• _WORK INSTRUCTIONS_
Reproduce the records below in their entirety, character for character.

• _DATASET_
────────────────

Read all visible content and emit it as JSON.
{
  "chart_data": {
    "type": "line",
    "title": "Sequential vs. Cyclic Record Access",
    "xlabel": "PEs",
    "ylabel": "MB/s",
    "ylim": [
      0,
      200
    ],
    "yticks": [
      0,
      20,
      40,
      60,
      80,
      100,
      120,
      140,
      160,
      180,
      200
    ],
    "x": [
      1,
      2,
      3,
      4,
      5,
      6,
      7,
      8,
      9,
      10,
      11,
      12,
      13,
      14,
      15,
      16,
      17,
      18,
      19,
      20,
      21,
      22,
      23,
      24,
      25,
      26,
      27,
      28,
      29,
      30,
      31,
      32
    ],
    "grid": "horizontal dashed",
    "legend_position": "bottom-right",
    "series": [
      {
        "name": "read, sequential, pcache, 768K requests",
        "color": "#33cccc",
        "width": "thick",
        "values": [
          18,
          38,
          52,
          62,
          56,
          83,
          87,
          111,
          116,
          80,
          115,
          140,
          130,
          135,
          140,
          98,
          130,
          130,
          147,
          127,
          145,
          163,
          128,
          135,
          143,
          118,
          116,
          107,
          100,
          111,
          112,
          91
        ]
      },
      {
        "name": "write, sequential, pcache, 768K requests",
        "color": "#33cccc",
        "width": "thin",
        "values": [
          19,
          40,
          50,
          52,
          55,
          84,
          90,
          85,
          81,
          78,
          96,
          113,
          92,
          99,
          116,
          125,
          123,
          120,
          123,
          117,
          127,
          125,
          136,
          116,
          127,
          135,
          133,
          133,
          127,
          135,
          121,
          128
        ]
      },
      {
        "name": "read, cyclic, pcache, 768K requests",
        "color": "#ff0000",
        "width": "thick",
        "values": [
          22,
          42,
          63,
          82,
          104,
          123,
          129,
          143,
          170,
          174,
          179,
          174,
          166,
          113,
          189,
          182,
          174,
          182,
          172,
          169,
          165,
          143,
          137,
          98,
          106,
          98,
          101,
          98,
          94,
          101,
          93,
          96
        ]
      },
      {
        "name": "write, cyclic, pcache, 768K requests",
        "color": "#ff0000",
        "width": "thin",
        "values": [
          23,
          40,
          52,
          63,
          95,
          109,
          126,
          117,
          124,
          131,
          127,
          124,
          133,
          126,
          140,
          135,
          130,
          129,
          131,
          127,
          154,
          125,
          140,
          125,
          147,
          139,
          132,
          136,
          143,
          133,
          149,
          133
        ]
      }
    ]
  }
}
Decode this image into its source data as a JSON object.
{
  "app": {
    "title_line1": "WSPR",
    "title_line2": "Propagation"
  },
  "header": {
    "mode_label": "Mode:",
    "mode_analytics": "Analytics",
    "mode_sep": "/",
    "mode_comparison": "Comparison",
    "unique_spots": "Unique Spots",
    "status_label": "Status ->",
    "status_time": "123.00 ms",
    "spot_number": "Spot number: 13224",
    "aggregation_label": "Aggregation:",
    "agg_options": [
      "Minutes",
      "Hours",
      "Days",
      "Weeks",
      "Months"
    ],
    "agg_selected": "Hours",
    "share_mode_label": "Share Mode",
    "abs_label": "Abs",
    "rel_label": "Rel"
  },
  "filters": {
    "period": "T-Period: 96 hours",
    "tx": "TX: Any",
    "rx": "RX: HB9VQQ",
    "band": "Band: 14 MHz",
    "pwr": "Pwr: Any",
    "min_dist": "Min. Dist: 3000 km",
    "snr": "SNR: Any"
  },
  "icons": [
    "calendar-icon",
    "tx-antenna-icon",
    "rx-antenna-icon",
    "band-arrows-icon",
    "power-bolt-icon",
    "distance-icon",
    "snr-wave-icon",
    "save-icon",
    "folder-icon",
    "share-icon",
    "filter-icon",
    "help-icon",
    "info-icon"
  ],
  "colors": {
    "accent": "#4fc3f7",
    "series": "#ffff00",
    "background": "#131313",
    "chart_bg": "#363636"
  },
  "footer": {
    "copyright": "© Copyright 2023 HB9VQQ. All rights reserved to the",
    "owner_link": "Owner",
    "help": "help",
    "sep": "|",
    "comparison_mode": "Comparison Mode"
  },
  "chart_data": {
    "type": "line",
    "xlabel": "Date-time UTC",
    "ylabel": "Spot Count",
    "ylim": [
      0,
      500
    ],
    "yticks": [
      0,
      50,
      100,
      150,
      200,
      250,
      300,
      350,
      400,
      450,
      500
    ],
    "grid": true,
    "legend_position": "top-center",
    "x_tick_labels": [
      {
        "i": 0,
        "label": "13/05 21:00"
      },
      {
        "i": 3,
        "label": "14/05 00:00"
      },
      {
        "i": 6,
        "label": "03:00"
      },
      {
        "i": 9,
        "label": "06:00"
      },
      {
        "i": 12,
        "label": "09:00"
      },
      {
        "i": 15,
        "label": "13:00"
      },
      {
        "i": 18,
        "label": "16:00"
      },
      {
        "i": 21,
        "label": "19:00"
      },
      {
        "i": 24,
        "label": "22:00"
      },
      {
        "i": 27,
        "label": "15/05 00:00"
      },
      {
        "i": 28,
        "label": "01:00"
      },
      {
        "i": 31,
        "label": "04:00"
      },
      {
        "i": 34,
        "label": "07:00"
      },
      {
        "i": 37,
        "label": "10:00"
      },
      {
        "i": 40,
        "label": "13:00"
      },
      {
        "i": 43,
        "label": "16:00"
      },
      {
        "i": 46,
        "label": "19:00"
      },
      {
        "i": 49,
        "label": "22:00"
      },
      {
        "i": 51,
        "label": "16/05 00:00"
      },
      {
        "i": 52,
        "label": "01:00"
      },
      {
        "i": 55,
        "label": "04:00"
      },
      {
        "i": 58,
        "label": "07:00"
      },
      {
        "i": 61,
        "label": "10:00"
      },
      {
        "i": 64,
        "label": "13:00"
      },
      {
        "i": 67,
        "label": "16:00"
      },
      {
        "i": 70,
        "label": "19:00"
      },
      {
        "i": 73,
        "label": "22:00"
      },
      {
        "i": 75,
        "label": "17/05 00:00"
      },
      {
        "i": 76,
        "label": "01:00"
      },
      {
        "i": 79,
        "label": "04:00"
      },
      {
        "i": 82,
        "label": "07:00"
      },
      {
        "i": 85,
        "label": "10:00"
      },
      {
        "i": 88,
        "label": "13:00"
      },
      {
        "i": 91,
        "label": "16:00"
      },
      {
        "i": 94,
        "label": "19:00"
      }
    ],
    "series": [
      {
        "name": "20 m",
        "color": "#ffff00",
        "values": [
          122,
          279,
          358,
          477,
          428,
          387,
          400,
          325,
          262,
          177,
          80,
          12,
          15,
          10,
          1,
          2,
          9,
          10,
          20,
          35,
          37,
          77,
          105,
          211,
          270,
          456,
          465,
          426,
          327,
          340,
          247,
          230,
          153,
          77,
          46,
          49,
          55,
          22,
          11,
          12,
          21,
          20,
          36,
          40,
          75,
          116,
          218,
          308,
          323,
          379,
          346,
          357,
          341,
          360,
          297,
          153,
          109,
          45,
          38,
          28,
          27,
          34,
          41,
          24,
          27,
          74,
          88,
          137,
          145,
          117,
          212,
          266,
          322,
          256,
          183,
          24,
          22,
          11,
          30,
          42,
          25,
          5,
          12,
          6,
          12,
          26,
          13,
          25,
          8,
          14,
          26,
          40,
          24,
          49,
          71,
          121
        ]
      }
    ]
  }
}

────────────────

• _WORKED ANSWER_
Read all visible content and emit it as JSON.
{
  "chart_data": {
    "type": "line",
    "title": "Sequential vs. Cyclic Record Access",
    "xlabel": "PEs",
    "ylabel": "MB/s",
    "ylim": [
      0,
      200
    ],
    "yticks": [
      0,
      20,
      40,
      60,
      80,
      100,
      120,
      140,
      160,
      180,
      200
    ],
    "x": [
      1,
      2,
      3,
      4,
      5,
      6,
      7,
      8,
      9,
      10,
      11,
      12,
      13,
      14,
      15,
      16,
      17,
      18,
      19,
      20,
      21,
      22,
      23,
      24,
      25,
      26,
      27,
      28,
      29,
      30,
      31,
      32
    ],
    "grid": "horizontal dashed",
    "legend_position": "bottom-right",
    "series": [
      {
        "name": "read, sequential, pcache, 768K requests",
        "color": "#33cccc",
        "width": "thick",
        "values": [
          18,
          38,
          52,
          62,
          56,
          83,
          87,
          111,
          116,
          80,
          115,
          140,
          130,
          135,
          140,
          98,
          130,
          130,
          147,
          127,
          145,
          163,
          128,
          135,
          143,
          118,
          116,
          107,
          100,
          111,
          112,
          91
        ]
      },
      {
        "name": "write, sequential, pcache, 768K requests",
        "color": "#33cccc",
        "width": "thin",
        "values": [
          19,
          40,
          50,
          52,
          55,
          84,
          90,
          85,
          81,
          78,
          96,
          113,
          92,
          99,
          116,
          125,
          123,
          120,
          123,
          117,
          127,
          125,
          136,
          116,
          127,
          135,
          133,
          133,
          127,
          135,
          121,
          128
        ]
      },
      {
        "name": "read, cyclic, pcache, 768K requests",
        "color": "#ff0000",
        "width": "thick",
        "values": [
          22,
          42,
          63,
          82,
          104,
          123,
          129,
          143,
          170,
          174,
          179,
          174,
          166,
          113,
          189,
          182,
          174,
          182,
          172,
          169,
          165,
          143,
          137,
          98,
          106,
          98,
          101,
          98,
          94,
          101,
          93,
          96
        ]
      },
      {
        "name": "write, cyclic, pcache, 768K requests",
        "color": "#ff0000",
        "width": "thin",
        "values": [
          23,
          40,
          52,
          63,
          95,
          109,
          126,
          117,
          124,
          131,
          127,
          124,
          133,
          126,
          140,
          135,
          130,
          129,
          131,
          127,
          154,
          125,
          140,
          125,
          147,
          139,
          132,
          136,
          143,
          133,
          149,
          133
        ]
      }
    ]
  }
}
Decode this image into its source data as a JSON object.
{
  "app": {
    "title_line1": "WSPR",
    "title_line2": "Propagation"
  },
  "header": {
    "mode_label": "Mode:",
    "mode_analytics": "Analytics",
    "mode_sep": "/",
    "mode_comparison": "Comparison",
    "unique_spots": "Unique Spots",
    "status_label": "Status ->",
    "status_time": "123.00 ms",
    "spot_number": "Spot number: 13224",
    "aggregation_label": "Aggregation:",
    "agg_options": [
      "Minutes",
      "Hours",
      "Days",
      "Weeks",
      "Months"
    ],
    "agg_selected": "Hours",
    "share_mode_label": "Share Mode",
    "abs_label": "Abs",
    "rel_label": "Rel"
  },
  "filters": {
    "period": "T-Period: 96 hours",
    "tx": "TX: Any",
    "rx": "RX: HB9VQQ",
    "band": "Band: 14 MHz",
    "pwr": "Pwr: Any",
    "min_dist": "Min. Dist: 3000 km",
    "snr": "SNR: Any"
  },
  "icons": [
    "calendar-icon",
    "tx-antenna-icon",
    "rx-antenna-icon",
    "band-arrows-icon",
    "power-bolt-icon",
    "distance-icon",
    "snr-wave-icon",
    "save-icon",
    "folder-icon",
    "share-icon",
    "filter-icon",
    "help-icon",
    "info-icon"
  ],
  "colors": {
    "accent": "#4fc3f7",
    "series": "#ffff00",
    "background": "#131313",
    "chart_bg": "#363636"
  },
  "footer": {
    "copyright": "© Copyright 2023 HB9VQQ. All rights reserved to the",
    "owner_link": "Owner",
    "help": "help",
    "sep": "|",
    "comparison_mode": "Comparison Mode"
  },
  "chart_data": {
    "type": "line",
    "xlabel": "Date-time UTC",
    "ylabel": "Spot Count",
    "ylim": [
      0,
      500
    ],
    "yticks": [
      0,
      50,
      100,
      150,
      200,
      250,
      300,
      350,
      400,
      450,
      500
    ],
    "grid": true,
    "legend_position": "top-center",
    "x_tick_labels": [
      {
        "i": 0,
        "label": "13/05 21:00"
      },
      {
        "i": 3,
        "label": "14/05 00:00"
      },
      {
        "i": 6,
        "label": "03:00"
      },
      {
        "i": 9,
        "label": "06:00"
      },
      {
        "i": 12,
        "label": "09:00"
      },
      {
        "i": 15,
        "label": "13:00"
      },
      {
        "i": 18,
        "label": "16:00"
      },
      {
        "i": 21,
        "label": "19:00"
      },
      {
        "i": 24,
        "label": "22:00"
      },
      {
        "i": 27,
        "label": "15/05 00:00"
      },
      {
        "i": 28,
        "label": "01:00"
      },
      {
        "i": 31,
        "label": "04:00"
      },
      {
        "i": 34,
        "label": "07:00"
      },
      {
        "i": 37,
        "label": "10:00"
      },
      {
        "i": 40,
        "label": "13:00"
      },
      {
        "i": 43,
        "label": "16:00"
      },
      {
        "i": 46,
        "label": "19:00"
      },
      {
        "i": 49,
        "label": "22:00"
      },
      {
        "i": 51,
        "label": "16/05 00:00"
      },
      {
        "i": 52,
        "label": "01:00"
      },
      {
        "i": 55,
        "label": "04:00"
      },
      {
        "i": 58,
        "label": "07:00"
      },
      {
        "i": 61,
        "label": "10:00"
      },
      {
        "i": 64,
        "label": "13:00"
      },
      {
        "i": 67,
        "label": "16:00"
      },
      {
        "i": 70,
        "label": "19:00"
      },
      {
        "i": 73,
        "label": "22:00"
      },
      {
        "i": 75,
        "label": "17/05 00:00"
      },
      {
        "i": 76,
        "label": "01:00"
      },
      {
        "i": 79,
        "label": "04:00"
      },
      {
        "i": 82,
        "label": "07:00"
      },
      {
        "i": 85,
        "label": "10:00"
      },
      {
        "i": 88,
        "label": "13:00"
      },
      {
        "i": 91,
        "label": "16:00"
      },
      {
        "i": 94,
        "label": "19:00"
      }
    ],
    "series": [
      {
        "name": "20 m",
        "color": "#ffff00",
        "values": [
          122,
          279,
          358,
          477,
          428,
          387,
          400,
          325,
          262,
          177,
          80,
          12,
          15,
          10,
          1,
          2,
          9,
          10,
          20,
          35,
          37,
          77,
          105,
          211,
          270,
          456,
          465,
          426,
          327,
          340,
          247,
          230,
          153,
          77,
          46,
          49,
          55,
          22,
          11,
          12,
          21,
          20,
          36,
          40,
          75,
          116,
          218,
          308,
          323,
          379,
          346,
          357,
          341,
          360,
          297,
          153,
          109,
          45,
          38,
          28,
          27,
          34,
          41,
          24,
          27,
          74,
          88,
          137,
          145,
          117,
          212,
          266,
          322,
          256,
          183,
          24,
          22,
          11,
          30,
          42,
          25,
          5,
          12,
          6,
          12,
          26,
          13,
          25,
          8,
          14,
          26,
          40,
          24,
          49,
          71,
          121
        ]
      }
    ]
  }
}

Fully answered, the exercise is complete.